— BEGIN —

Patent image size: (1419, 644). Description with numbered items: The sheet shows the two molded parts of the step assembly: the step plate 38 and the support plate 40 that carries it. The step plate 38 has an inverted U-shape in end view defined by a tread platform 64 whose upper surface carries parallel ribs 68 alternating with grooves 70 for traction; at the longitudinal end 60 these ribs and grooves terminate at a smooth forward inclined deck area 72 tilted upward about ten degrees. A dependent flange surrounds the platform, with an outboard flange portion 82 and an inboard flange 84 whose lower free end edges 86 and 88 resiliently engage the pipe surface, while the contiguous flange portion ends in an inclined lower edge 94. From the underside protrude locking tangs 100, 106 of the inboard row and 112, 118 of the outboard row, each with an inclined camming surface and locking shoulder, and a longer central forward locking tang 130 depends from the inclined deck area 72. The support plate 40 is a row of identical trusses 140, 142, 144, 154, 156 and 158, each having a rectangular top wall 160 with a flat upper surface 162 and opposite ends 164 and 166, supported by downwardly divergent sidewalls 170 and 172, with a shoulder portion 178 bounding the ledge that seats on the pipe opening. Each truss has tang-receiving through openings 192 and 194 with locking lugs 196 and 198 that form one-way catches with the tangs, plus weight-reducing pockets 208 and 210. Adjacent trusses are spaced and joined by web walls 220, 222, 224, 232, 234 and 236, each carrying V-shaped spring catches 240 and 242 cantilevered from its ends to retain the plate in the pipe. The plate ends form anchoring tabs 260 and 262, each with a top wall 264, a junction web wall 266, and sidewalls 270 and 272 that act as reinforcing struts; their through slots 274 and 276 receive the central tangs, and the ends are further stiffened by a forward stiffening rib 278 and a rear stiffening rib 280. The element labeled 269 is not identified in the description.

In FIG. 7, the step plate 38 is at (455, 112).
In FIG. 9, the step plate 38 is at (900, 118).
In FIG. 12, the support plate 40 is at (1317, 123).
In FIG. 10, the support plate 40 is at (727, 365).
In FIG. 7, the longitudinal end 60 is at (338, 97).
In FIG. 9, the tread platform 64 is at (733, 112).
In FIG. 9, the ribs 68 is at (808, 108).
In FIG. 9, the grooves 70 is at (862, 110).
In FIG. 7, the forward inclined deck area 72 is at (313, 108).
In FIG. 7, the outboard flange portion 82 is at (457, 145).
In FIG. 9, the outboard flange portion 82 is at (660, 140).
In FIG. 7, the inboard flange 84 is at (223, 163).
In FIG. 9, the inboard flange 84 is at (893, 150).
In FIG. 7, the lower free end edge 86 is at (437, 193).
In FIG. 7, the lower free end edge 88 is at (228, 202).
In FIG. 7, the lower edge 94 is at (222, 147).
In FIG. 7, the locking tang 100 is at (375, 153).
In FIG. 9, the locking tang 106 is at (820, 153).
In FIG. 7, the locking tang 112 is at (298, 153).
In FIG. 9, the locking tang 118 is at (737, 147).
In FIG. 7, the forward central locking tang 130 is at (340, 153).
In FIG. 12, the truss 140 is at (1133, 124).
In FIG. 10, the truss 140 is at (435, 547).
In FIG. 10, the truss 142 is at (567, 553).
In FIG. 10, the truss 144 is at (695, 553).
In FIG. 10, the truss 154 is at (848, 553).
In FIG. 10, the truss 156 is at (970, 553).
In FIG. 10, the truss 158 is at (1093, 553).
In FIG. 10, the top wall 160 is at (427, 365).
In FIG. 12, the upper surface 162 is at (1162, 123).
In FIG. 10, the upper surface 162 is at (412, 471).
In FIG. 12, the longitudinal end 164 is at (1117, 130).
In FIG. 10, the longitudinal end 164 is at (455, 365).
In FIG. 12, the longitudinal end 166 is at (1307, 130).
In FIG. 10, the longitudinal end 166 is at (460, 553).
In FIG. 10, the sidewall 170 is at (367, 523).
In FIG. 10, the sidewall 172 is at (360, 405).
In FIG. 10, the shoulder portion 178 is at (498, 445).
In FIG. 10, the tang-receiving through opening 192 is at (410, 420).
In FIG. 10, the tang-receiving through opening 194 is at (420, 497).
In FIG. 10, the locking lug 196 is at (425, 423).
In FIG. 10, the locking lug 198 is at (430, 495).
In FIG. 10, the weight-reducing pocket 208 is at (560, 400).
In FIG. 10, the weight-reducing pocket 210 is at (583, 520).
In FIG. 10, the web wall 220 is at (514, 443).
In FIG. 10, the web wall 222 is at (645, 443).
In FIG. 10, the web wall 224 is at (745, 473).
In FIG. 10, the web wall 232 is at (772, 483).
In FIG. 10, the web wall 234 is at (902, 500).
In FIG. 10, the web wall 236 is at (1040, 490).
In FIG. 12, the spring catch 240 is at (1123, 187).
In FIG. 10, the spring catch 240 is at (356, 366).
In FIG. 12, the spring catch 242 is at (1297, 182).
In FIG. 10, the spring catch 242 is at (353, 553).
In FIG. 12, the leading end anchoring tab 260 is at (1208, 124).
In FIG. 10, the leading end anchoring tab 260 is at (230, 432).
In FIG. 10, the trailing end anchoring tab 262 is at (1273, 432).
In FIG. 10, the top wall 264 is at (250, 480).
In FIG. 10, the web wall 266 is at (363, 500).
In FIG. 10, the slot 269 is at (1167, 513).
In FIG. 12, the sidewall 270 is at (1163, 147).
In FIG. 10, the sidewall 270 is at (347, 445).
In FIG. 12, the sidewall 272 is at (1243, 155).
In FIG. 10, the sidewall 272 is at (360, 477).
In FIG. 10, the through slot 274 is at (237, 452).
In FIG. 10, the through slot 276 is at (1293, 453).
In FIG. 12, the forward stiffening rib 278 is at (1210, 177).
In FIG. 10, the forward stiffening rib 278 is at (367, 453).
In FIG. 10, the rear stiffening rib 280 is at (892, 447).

— END —

**Task requirements**: Reproduce every one of the entries above word for word, keeping their order.

**Complete answer**:
Patent image size: (1419, 644). Description with numbered items: The sheet shows the two molded parts of the step assembly: the step plate 38 and the support plate 40 that carries it. The step plate 38 has an inverted U-shape in end view defined by a tread platform 64 whose upper surface carries parallel ribs 68 alternating with grooves 70 for traction; at the longitudinal end 60 these ribs and grooves terminate at a smooth forward inclined deck area 72 tilted upward about ten degrees. A dependent flange surrounds the platform, with an outboard flange portion 82 and an inboard flange 84 whose lower free end edges 86 and 88 resiliently engage the pipe surface, while the contiguous flange portion ends in an inclined lower edge 94. From the underside protrude locking tangs 100, 106 of the inboard row and 112, 118 of the outboard row, each with an inclined camming surface and locking shoulder, and a longer central forward locking tang 130 depends from the inclined deck area 72. The support plate 40 is a row of identical trusses 140, 142, 144, 154, 156 and 158, each having a rectangular top wall 160 with a flat upper surface 162 and opposite ends 164 and 166, supported by downwardly divergent sidewalls 170 and 172, with a shoulder portion 178 bounding the ledge that seats on the pipe opening. Each truss has tang-receiving through openings 192 and 194 with locking lugs 196 and 198 that form one-way catches with the tangs, plus weight-reducing pockets 208 and 210. Adjacent trusses are spaced and joined by web walls 220, 222, 224, 232, 234 and 236, each carrying V-shaped spring catches 240 and 242 cantilevered from its ends to retain the plate in the pipe. The plate ends form anchoring tabs 260 and 262, each with a top wall 264, a junction web wall 266, and sidewalls 270 and 272 that act as reinforcing struts; their through slots 274 and 276 receive the central tangs, and the ends are further stiffened by a forward stiffening rib 278 and a rear stiffening rib 280. The element labeled 269 is not identified in the description.

In FIG. 7, the step plate 38 is at (455, 112).
In FIG. 9, the step plate 38 is at (900, 118).
In FIG. 12, the support plate 40 is at (1317, 123).
In FIG. 10, the support plate 40 is at (727, 365).
In FIG. 7, the longitudinal end 60 is at (338, 97).
In FIG. 9, the tread platform 64 is at (733, 112).
In FIG. 9, the ribs 68 is at (808, 108).
In FIG. 9, the grooves 70 is at (862, 110).
In FIG. 7, the forward inclined deck area 72 is at (313, 108).
In FIG. 7, the outboard flange portion 82 is at (457, 145).
In FIG. 9, the outboard flange portion 82 is at (660, 140).
In FIG. 7, the inboard flange 84 is at (223, 163).
In FIG. 9, the inboard flange 84 is at (893, 150).
In FIG. 7, the lower free end edge 86 is at (437, 193).
In FIG. 7, the lower free end edge 88 is at (228, 202).
In FIG. 7, the lower edge 94 is at (222, 147).
In FIG. 7, the locking tang 100 is at (375, 153).
In FIG. 9, the locking tang 106 is at (820, 153).
In FIG. 7, the locking tang 112 is at (298, 153).
In FIG. 9, the locking tang 118 is at (737, 147).
In FIG. 7, the forward central locking tang 130 is at (340, 153).
In FIG. 12, the truss 140 is at (1133, 124).
In FIG. 10, the truss 140 is at (435, 547).
In FIG. 10, the truss 142 is at (567, 553).
In FIG. 10, the truss 144 is at (695, 553).
In FIG. 10, the truss 154 is at (848, 553).
In FIG. 10, the truss 156 is at (970, 553).
In FIG. 10, the truss 158 is at (1093, 553).
In FIG. 10, the top wall 160 is at (427, 365).
In FIG. 12, the upper surface 162 is at (1162, 123).
In FIG. 10, the upper surface 162 is at (412, 471).
In FIG. 12, the longitudinal end 164 is at (1117, 130).
In FIG. 10, the longitudinal end 164 is at (455, 365).
In FIG. 12, the longitudinal end 166 is at (1307, 130).
In FIG. 10, the longitudinal end 166 is at (460, 553).
In FIG. 10, the sidewall 170 is at (367, 523).
In FIG. 10, the sidewall 172 is at (360, 405).
In FIG. 10, the shoulder portion 178 is at (498, 445).
In FIG. 10, the tang-receiving through opening 192 is at (410, 420).
In FIG. 10, the tang-receiving through opening 194 is at (420, 497).
In FIG. 10, the locking lug 196 is at (425, 423).
In FIG. 10, the locking lug 198 is at (430, 495).
In FIG. 10, the weight-reducing pocket 208 is at (560, 400).
In FIG. 10, the weight-reducing pocket 210 is at (583, 520).
In FIG. 10, the web wall 220 is at (514, 443).
In FIG. 10, the web wall 222 is at (645, 443).
In FIG. 10, the web wall 224 is at (745, 473).
In FIG. 10, the web wall 232 is at (772, 483).
In FIG. 10, the web wall 234 is at (902, 500).
In FIG. 10, the web wall 236 is at (1040, 490).
In FIG. 12, the spring catch 240 is at (1123, 187).
In FIG. 10, the spring catch 240 is at (356, 366).
In FIG. 12, the spring catch 242 is at (1297, 182).
In FIG. 10, the spring catch 242 is at (353, 553).
In FIG. 12, the leading end anchoring tab 260 is at (1208, 124).
In FIG. 10, the leading end anchoring tab 260 is at (230, 432).
In FIG. 10, the trailing end anchoring tab 262 is at (1273, 432).
In FIG. 10, the top wall 264 is at (250, 480).
In FIG. 10, the web wall 266 is at (363, 500).
In FIG. 10, the slot 269 is at (1167, 513).
In FIG. 12, the sidewall 270 is at (1163, 147).
In FIG. 10, the sidewall 270 is at (347, 445).
In FIG. 12, the sidewall 272 is at (1243, 155).
In FIG. 10, the sidewall 272 is at (360, 477).
In FIG. 10, the through slot 274 is at (237, 452).
In FIG. 10, the through slot 276 is at (1293, 453).
In FIG. 12, the forward stiffening rib 278 is at (1210, 177).
In FIG. 10, the forward stiffening rib 278 is at (367, 453).
In FIG. 10, the rear stiffening rib 280 is at (892, 447).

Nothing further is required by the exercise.